Goal>
It is required that all of the data be written out exactly.

Information given>
++++++++
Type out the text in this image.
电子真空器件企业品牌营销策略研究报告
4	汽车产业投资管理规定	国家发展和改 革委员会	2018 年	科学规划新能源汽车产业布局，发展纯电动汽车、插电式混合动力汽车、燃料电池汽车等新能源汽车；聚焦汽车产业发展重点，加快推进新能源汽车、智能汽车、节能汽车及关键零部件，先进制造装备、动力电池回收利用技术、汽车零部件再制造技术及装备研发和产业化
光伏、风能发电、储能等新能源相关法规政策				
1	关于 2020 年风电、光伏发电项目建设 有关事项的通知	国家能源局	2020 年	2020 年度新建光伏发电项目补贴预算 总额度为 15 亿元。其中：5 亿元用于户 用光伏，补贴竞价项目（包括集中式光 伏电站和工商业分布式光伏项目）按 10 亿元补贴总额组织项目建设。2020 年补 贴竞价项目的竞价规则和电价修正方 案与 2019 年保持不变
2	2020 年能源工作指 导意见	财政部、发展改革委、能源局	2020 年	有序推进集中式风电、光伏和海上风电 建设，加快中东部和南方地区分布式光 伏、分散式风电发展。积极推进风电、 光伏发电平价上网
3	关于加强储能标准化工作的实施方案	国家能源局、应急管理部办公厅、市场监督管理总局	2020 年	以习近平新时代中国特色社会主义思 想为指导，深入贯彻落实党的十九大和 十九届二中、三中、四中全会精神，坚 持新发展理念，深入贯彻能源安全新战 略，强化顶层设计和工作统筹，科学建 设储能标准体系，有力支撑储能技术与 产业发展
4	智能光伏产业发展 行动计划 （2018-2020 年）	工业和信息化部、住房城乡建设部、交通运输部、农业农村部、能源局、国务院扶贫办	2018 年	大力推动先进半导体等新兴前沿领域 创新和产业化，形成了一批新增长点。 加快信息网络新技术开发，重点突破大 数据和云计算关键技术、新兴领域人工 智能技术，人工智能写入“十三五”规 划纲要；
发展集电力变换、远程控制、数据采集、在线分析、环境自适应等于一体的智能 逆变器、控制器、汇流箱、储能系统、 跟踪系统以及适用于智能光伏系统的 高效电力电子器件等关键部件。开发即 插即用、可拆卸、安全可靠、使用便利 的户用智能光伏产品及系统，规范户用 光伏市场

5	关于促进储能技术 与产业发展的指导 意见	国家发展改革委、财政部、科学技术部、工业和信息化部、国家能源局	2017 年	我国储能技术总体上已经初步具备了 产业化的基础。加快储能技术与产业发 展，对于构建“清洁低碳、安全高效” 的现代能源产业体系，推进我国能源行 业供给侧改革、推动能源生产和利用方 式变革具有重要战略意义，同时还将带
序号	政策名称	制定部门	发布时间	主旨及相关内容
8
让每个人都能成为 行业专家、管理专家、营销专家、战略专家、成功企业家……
++++++++
Exercise solution>
Type out the text in this image.
电子真空器件企业品牌营销策略研究报告
4	汽车产业投资管理规定	国家发展和改 革委员会	2018 年	科学规划新能源汽车产业布局，发展纯电动汽车、插电式混合动力汽车、燃料电池汽车等新能源汽车；聚焦汽车产业发展重点，加快推进新能源汽车、智能汽车、节能汽车及关键零部件，先进制造装备、动力电池回收利用技术、汽车零部件再制造技术及装备研发和产业化
光伏、风能发电、储能等新能源相关法规政策				
1	关于 2020 年风电、光伏发电项目建设 有关事项的通知	国家能源局	2020 年	2020 年度新建光伏发电项目补贴预算 总额度为 15 亿元。其中：5 亿元用于户 用光伏，补贴竞价项目（包括集中式光 伏电站和工商业分布式光伏项目）按 10 亿元补贴总额组织项目建设。2020 年补 贴竞价项目的竞价规则和电价修正方 案与 2019 年保持不变
2	2020 年能源工作指 导意见	财政部、发展改革委、能源局	2020 年	有序推进集中式风电、光伏和海上风电 建设，加快中东部和南方地区分布式光 伏、分散式风电发展。积极推进风电、 光伏发电平价上网
3	关于加强储能标准化工作的实施方案	国家能源局、应急管理部办公厅、市场监督管理总局	2020 年	以习近平新时代中国特色社会主义思 想为指导，深入贯彻落实党的十九大和 十九届二中、三中、四中全会精神，坚 持新发展理念，深入贯彻能源安全新战 略，强化顶层设计和工作统筹，科学建 设储能标准体系，有力支撑储能技术与 产业发展
4	智能光伏产业发展 行动计划 （2018-2020 年）	工业和信息化部、住房城乡建设部、交通运输部、农业农村部、能源局、国务院扶贫办	2018 年	大力推动先进半导体等新兴前沿领域 创新和产业化，形成了一批新增长点。 加快信息网络新技术开发，重点突破大 数据和云计算关键技术、新兴领域人工 智能技术，人工智能写入“十三五”规 划纲要；
发展集电力变换、远程控制、数据采集、在线分析、环境自适应等于一体的智能 逆变器、控制器、汇流箱、储能系统、 跟踪系统以及适用于智能光伏系统的 高效电力电子器件等关键部件。开发即 插即用、可拆卸、安全可靠、使用便利 的户用智能光伏产品及系统，规范户用 光伏市场

5	关于促进储能技术 与产业发展的指导 意见	国家发展改革委、财政部、科学技术部、工业和信息化部、国家能源局	2017 年	我国储能技术总体上已经初步具备了 产业化的基础。加快储能技术与产业发 展，对于构建“清洁低碳、安全高效” 的现代能源产业体系，推进我国能源行 业供给侧改革、推动能源生产和利用方 式变革具有重要战略意义，同时还将带
序号	政策名称	制定部门	发布时间	主旨及相关内容
8
让每个人都能成为 行业专家、管理专家、营销专家、战略专家、成功企业家……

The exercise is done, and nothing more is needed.